The request: Each record below should appear again exactly as written.

(Saved data entries)
"""
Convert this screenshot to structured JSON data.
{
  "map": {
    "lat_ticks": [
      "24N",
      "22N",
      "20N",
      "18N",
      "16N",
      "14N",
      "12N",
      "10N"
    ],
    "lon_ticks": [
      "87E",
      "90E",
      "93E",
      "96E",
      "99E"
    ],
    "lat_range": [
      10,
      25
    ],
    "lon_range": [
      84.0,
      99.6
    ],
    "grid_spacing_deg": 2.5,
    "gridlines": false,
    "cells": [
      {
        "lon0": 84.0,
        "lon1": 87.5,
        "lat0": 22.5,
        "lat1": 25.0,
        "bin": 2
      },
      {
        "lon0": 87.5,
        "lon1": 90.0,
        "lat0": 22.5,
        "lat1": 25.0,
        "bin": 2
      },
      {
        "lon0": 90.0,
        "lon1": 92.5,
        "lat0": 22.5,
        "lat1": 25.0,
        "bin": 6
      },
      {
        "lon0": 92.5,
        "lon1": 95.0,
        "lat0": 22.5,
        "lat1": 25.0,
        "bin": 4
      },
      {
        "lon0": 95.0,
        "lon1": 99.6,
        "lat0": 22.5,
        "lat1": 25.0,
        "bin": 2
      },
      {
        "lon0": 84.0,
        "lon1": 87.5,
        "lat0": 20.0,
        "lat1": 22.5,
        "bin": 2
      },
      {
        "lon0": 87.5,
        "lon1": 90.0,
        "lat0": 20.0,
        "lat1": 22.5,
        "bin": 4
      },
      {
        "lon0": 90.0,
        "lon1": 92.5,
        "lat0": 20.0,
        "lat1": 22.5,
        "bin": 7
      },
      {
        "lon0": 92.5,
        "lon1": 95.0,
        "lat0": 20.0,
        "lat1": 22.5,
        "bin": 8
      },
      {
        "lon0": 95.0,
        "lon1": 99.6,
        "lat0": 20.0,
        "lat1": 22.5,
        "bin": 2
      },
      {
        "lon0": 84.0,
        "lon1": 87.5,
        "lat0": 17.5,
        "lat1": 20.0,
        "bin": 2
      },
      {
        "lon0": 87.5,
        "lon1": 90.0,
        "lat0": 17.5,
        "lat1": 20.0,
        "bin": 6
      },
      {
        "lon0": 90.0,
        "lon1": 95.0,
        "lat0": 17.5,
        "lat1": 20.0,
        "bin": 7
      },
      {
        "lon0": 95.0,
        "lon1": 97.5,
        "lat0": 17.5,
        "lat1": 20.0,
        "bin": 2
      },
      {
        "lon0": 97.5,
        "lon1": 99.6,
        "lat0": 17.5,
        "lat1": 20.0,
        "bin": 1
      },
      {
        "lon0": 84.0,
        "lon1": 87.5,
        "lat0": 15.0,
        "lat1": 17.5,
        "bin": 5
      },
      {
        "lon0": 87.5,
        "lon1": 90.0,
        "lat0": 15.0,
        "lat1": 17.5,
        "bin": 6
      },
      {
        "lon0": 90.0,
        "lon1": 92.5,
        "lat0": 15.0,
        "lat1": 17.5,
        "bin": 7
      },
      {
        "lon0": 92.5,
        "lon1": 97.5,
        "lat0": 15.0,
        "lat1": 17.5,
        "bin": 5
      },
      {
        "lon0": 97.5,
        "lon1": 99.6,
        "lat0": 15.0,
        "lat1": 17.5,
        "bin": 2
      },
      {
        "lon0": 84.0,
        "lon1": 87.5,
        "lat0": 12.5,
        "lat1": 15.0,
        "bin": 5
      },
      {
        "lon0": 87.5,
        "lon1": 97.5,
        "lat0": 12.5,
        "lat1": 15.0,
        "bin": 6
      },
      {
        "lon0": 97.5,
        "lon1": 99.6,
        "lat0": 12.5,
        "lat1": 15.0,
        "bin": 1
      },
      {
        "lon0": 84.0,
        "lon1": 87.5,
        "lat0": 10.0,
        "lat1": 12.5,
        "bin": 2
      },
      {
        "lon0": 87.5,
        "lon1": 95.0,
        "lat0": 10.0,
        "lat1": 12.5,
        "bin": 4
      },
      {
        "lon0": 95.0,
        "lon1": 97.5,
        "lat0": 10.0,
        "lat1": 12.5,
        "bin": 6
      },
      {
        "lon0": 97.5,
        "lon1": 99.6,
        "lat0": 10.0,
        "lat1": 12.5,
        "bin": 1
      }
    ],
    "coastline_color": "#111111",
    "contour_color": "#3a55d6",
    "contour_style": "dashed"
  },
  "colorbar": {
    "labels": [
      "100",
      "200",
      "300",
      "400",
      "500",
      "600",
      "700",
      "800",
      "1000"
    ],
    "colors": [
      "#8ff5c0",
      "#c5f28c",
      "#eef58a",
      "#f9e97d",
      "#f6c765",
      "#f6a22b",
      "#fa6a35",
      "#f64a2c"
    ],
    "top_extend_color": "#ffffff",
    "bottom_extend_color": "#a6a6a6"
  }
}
"""
Solved exercise:
Convert this screenshot to structured JSON data.
{
  "map": {
    "lat_ticks": [
      "24N",
      "22N",
      "20N",
      "18N",
      "16N",
      "14N",
      "12N",
      "10N"
    ],
    "lon_ticks": [
      "87E",
      "90E",
      "93E",
      "96E",
      "99E"
    ],
    "lat_range": [
      10,
      25
    ],
    "lon_range": [
      84.0,
      99.6
    ],
    "grid_spacing_deg": 2.5,
    "gridlines": false,
    "cells": [
      {
        "lon0": 84.0,
        "lon1": 87.5,
        "lat0": 22.5,
        "lat1": 25.0,
        "bin": 2
      },
      {
        "lon0": 87.5,
        "lon1": 90.0,
        "lat0": 22.5,
        "lat1": 25.0,
        "bin": 2
      },
      {
        "lon0": 90.0,
        "lon1": 92.5,
        "lat0": 22.5,
        "lat1": 25.0,
        "bin": 6
      },
      {
        "lon0": 92.5,
        "lon1": 95.0,
        "lat0": 22.5,
        "lat1": 25.0,
        "bin": 4
      },
      {
        "lon0": 95.0,
        "lon1": 99.6,
        "lat0": 22.5,
        "lat1": 25.0,
        "bin": 2
      },
      {
        "lon0": 84.0,
        "lon1": 87.5,
        "lat0": 20.0,
        "lat1": 22.5,
        "bin": 2
      },
      {
        "lon0": 87.5,
        "lon1": 90.0,
        "lat0": 20.0,
        "lat1": 22.5,
        "bin": 4
      },
      {
        "lon0": 90.0,
        "lon1": 92.5,
        "lat0": 20.0,
        "lat1": 22.5,
        "bin": 7
      },
      {
        "lon0": 92.5,
        "lon1": 95.0,
        "lat0": 20.0,
        "lat1": 22.5,
        "bin": 8
      },
      {
        "lon0": 95.0,
        "lon1": 99.6,
        "lat0": 20.0,
        "lat1": 22.5,
        "bin": 2
      },
      {
        "lon0": 84.0,
        "lon1": 87.5,
        "lat0": 17.5,
        "lat1": 20.0,
        "bin": 2
      },
      {
        "lon0": 87.5,
        "lon1": 90.0,
        "lat0": 17.5,
        "lat1": 20.0,
        "bin": 6
      },
      {
        "lon0": 90.0,
        "lon1": 95.0,
        "lat0": 17.5,
        "lat1": 20.0,
        "bin": 7
      },
      {
        "lon0": 95.0,
        "lon1": 97.5,
        "lat0": 17.5,
        "lat1": 20.0,
        "bin": 2
      },
      {
        "lon0": 97.5,
        "lon1": 99.6,
        "lat0": 17.5,
        "lat1": 20.0,
        "bin": 1
      },
      {
        "lon0": 84.0,
        "lon1": 87.5,
        "lat0": 15.0,
        "lat1": 17.5,
        "bin": 5
      },
      {
        "lon0": 87.5,
        "lon1": 90.0,
        "lat0": 15.0,
        "lat1": 17.5,
        "bin": 6
      },
      {
        "lon0": 90.0,
        "lon1": 92.5,
        "lat0": 15.0,
        "lat1": 17.5,
        "bin": 7
      },
      {
        "lon0": 92.5,
        "lon1": 97.5,
        "lat0": 15.0,
        "lat1": 17.5,
        "bin": 5
      },
      {
        "lon0": 97.5,
        "lon1": 99.6,
        "lat0": 15.0,
        "lat1": 17.5,
        "bin": 2
      },
      {
        "lon0": 84.0,
        "lon1": 87.5,
        "lat0": 12.5,
        "lat1": 15.0,
        "bin": 5
      },
      {
        "lon0": 87.5,
        "lon1": 97.5,
        "lat0": 12.5,
        "lat1": 15.0,
        "bin": 6
      },
      {
        "lon0": 97.5,
        "lon1": 99.6,
        "lat0": 12.5,
        "lat1": 15.0,
        "bin": 1
      },
      {
        "lon0": 84.0,
        "lon1": 87.5,
        "lat0": 10.0,
        "lat1": 12.5,
        "bin": 2
      },
      {
        "lon0": 87.5,
        "lon1": 95.0,
        "lat0": 10.0,
        "lat1": 12.5,
        "bin": 4
      },
      {
        "lon0": 95.0,
        "lon1": 97.5,
        "lat0": 10.0,
        "lat1": 12.5,
        "bin": 6
      },
      {
        "lon0": 97.5,
        "lon1": 99.6,
        "lat0": 10.0,
        "lat1": 12.5,
        "bin": 1
      }
    ],
    "coastline_color": "#111111",
    "contour_color": "#3a55d6",
    "contour_style": "dashed"
  },
  "colorbar": {
    "labels": [
      "100",
      "200",
      "300",
      "400",
      "500",
      "600",
      "700",
      "800",
      "1000"
    ],
    "colors": [
      "#8ff5c0",
      "#c5f28c",
      "#eef58a",
      "#f9e97d",
      "#f6c765",
      "#f6a22b",
      "#fa6a35",
      "#f64a2c"
    ],
    "top_extend_color": "#ffffff",
    "bottom_extend_color": "#a6a6a6"
  }
}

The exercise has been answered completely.